WHAT YOU SHOULD DO:
Wherever a line below holds the word "aktualizujące", copy that line.

────

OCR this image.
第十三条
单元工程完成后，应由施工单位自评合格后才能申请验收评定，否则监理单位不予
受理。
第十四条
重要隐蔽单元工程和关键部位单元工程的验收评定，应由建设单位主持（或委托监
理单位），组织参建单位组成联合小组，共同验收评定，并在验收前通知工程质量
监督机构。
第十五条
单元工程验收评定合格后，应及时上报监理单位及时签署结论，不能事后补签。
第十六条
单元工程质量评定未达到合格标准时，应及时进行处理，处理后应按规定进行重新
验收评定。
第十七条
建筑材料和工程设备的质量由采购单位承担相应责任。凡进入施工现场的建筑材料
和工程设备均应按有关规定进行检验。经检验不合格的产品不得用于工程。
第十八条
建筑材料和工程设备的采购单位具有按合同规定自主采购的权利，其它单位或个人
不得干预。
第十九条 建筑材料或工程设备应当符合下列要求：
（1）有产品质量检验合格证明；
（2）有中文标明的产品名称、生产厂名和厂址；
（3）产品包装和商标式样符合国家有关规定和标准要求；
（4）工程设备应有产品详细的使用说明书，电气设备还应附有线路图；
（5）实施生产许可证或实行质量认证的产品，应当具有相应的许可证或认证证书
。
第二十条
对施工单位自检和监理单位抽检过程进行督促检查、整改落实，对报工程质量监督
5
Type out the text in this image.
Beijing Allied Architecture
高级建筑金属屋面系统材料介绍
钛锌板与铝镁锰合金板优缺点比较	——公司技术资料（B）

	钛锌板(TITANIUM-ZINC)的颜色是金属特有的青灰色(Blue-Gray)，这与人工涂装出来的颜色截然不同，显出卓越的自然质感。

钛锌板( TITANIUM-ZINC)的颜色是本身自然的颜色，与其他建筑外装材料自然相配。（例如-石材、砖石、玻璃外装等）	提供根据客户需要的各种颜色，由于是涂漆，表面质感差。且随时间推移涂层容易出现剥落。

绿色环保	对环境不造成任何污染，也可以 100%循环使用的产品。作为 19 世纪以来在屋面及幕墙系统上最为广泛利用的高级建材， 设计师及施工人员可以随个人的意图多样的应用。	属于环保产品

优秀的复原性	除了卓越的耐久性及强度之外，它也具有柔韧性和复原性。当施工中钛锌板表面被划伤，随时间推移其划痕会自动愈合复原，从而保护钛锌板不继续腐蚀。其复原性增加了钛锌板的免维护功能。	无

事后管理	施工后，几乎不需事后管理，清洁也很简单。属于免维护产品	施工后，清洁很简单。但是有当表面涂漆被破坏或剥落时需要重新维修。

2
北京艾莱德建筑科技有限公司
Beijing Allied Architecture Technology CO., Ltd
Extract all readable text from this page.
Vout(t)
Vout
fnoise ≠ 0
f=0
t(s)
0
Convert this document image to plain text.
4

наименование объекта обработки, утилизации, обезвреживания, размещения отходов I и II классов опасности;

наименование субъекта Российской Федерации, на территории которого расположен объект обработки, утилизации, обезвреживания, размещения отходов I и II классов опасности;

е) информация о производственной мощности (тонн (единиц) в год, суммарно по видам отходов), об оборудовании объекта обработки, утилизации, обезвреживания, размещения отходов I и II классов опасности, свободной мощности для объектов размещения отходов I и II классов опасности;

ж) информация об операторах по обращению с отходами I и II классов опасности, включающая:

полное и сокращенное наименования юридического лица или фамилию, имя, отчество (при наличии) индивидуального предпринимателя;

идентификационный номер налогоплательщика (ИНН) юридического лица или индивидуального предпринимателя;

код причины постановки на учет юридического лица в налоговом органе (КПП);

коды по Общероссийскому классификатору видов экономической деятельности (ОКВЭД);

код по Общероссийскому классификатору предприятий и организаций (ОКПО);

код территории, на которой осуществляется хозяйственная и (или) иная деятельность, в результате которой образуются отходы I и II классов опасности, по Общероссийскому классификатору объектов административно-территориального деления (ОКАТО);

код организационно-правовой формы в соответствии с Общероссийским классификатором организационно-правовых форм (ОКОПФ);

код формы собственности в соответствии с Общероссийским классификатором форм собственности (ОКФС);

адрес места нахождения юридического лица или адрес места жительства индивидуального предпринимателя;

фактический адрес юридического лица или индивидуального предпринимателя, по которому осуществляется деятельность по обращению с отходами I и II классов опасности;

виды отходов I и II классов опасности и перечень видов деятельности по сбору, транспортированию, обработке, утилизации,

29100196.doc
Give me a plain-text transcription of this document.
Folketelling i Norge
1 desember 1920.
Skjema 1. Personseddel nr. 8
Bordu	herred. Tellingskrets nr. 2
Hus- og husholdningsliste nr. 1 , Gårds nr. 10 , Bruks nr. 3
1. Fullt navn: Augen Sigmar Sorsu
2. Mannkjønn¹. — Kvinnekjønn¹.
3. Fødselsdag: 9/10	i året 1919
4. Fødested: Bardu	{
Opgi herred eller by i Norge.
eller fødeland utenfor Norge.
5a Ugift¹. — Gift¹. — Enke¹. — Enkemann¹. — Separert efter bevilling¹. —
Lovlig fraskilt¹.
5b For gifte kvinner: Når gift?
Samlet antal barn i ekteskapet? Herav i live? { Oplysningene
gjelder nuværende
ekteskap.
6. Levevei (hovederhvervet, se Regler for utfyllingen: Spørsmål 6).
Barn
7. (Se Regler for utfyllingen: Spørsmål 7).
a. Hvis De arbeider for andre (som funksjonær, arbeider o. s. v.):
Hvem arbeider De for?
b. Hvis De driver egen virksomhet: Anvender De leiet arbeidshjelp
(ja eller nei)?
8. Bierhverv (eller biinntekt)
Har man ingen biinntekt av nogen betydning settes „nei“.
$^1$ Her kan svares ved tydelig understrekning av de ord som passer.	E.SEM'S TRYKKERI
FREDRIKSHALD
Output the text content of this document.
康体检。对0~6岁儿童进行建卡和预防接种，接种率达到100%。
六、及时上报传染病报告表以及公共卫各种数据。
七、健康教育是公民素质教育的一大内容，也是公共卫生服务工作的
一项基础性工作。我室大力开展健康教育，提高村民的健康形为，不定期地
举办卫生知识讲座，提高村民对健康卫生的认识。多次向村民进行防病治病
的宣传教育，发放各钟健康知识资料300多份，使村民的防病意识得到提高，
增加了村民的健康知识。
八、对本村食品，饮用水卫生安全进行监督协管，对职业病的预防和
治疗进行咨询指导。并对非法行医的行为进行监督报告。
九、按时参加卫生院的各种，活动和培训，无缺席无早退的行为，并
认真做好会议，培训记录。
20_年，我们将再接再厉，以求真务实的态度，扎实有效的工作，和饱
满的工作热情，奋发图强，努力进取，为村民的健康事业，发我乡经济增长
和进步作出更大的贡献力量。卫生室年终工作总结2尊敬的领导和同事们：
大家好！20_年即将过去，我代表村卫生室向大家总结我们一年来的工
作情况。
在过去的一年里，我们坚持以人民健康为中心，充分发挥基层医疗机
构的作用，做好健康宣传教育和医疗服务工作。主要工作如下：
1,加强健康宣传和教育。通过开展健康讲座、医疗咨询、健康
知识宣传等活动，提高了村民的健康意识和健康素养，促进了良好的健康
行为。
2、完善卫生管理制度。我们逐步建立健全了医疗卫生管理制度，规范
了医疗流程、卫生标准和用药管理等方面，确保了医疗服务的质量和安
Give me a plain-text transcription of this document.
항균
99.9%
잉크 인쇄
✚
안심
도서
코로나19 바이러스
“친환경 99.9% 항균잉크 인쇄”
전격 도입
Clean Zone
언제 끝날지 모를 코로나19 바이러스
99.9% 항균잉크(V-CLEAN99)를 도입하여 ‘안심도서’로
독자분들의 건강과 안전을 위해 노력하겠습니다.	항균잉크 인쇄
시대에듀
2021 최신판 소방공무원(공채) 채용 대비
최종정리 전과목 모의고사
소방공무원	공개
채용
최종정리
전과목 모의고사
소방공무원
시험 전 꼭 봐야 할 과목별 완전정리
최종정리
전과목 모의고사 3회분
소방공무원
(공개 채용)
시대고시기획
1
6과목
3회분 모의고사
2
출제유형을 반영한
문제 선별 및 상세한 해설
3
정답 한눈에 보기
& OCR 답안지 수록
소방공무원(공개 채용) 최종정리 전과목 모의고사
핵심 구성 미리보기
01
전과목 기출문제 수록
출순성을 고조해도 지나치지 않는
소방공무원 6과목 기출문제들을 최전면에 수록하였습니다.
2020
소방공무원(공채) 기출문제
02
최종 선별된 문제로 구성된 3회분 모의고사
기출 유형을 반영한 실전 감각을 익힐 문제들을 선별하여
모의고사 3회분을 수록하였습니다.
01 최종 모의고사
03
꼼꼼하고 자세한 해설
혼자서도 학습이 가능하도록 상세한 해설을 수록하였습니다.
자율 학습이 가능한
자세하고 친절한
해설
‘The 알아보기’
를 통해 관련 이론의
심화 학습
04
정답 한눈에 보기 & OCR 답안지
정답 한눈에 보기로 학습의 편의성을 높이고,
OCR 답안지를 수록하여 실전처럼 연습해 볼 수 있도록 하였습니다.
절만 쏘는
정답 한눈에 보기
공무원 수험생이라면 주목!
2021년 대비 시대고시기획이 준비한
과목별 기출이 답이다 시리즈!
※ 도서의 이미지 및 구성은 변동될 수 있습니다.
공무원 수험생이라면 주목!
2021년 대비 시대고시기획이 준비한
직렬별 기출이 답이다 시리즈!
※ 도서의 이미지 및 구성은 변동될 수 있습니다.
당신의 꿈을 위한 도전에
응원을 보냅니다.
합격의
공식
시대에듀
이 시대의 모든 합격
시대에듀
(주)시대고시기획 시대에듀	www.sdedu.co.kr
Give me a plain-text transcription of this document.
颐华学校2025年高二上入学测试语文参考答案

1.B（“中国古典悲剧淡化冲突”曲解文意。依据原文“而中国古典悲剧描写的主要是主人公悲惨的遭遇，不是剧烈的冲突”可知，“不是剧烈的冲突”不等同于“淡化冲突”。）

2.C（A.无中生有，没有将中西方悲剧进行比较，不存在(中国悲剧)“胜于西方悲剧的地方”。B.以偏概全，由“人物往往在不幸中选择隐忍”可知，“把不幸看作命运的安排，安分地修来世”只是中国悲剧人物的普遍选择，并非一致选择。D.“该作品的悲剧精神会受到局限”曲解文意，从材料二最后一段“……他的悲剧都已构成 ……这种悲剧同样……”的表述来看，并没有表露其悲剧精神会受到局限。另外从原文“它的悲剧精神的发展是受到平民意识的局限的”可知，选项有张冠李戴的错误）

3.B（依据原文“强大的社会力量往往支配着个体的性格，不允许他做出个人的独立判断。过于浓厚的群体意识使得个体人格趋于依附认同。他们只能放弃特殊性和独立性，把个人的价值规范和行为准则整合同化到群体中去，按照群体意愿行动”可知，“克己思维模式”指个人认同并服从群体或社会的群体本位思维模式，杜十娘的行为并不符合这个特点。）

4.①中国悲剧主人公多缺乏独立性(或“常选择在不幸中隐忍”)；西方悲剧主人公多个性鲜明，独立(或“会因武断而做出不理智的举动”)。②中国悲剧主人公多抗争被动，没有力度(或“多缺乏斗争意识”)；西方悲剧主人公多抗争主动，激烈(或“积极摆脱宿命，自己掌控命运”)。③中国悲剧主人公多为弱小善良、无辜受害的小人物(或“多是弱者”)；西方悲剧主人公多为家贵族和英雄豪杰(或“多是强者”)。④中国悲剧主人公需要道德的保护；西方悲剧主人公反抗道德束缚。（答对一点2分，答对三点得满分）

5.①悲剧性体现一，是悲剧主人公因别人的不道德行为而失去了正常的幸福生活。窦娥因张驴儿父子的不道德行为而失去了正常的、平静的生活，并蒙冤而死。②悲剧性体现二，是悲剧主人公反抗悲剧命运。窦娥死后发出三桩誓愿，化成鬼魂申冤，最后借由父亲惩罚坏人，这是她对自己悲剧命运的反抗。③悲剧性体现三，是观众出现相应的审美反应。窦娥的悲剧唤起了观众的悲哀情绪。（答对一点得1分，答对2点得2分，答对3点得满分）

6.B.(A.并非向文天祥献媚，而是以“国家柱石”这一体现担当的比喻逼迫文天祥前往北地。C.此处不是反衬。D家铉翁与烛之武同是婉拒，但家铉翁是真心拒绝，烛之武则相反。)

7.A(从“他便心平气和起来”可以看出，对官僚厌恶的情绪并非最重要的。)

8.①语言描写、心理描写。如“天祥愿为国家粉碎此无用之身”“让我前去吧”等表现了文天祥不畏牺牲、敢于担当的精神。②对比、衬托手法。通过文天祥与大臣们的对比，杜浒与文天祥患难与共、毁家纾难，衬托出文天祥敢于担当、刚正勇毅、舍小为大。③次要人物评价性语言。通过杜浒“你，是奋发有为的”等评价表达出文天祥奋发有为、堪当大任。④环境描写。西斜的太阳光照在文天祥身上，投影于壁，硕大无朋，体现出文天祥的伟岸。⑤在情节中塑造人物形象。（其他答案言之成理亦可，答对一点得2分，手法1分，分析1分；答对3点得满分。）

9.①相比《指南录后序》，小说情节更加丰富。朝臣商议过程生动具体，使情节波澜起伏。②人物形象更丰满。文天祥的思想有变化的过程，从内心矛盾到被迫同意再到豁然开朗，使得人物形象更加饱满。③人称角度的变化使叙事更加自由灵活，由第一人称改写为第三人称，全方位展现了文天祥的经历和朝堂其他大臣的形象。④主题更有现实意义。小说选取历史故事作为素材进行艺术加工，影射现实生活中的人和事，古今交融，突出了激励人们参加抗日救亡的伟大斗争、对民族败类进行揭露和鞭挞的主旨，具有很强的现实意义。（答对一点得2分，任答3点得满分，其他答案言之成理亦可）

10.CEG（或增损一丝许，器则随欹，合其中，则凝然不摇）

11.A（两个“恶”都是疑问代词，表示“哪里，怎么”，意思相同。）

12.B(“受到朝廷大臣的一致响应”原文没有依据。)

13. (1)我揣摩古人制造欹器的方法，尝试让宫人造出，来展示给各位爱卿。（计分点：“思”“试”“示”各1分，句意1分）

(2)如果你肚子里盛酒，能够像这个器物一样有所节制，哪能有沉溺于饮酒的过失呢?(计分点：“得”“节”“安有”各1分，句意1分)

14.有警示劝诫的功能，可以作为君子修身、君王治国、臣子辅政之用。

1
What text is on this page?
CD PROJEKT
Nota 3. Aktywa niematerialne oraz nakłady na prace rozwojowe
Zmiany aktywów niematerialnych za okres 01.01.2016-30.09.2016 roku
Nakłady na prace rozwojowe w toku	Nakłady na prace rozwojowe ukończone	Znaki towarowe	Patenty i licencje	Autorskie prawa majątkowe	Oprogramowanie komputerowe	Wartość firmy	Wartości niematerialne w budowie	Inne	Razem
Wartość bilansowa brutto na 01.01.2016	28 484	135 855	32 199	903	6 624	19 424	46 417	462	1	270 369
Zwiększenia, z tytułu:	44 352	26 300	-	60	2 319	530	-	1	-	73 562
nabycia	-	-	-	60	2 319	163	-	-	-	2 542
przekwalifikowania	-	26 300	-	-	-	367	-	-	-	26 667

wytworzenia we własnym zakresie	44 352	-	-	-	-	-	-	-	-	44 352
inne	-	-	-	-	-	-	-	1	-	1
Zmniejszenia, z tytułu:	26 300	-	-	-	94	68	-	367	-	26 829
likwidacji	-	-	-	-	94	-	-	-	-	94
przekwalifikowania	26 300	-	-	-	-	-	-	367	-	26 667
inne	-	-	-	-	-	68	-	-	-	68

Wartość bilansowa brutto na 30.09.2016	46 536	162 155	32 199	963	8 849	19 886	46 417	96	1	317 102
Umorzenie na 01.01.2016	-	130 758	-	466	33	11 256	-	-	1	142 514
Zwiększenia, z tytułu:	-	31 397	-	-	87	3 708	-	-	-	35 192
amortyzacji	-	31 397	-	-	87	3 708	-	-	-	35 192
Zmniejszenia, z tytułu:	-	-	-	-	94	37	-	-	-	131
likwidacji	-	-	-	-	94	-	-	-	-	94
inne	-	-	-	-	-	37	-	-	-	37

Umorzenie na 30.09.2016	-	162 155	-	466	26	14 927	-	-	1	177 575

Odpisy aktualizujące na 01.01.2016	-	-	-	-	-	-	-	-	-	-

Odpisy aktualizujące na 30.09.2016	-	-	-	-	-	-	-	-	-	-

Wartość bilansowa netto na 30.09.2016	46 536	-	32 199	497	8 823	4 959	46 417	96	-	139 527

────

WORKED SOLUTION:
Odpisy aktualizujące na 01.01.2016	-	-	-	-	-	-	-	-	-	-
Odpisy aktualizujące na 30.09.2016	-	-	-	-	-	-	-	-	-	-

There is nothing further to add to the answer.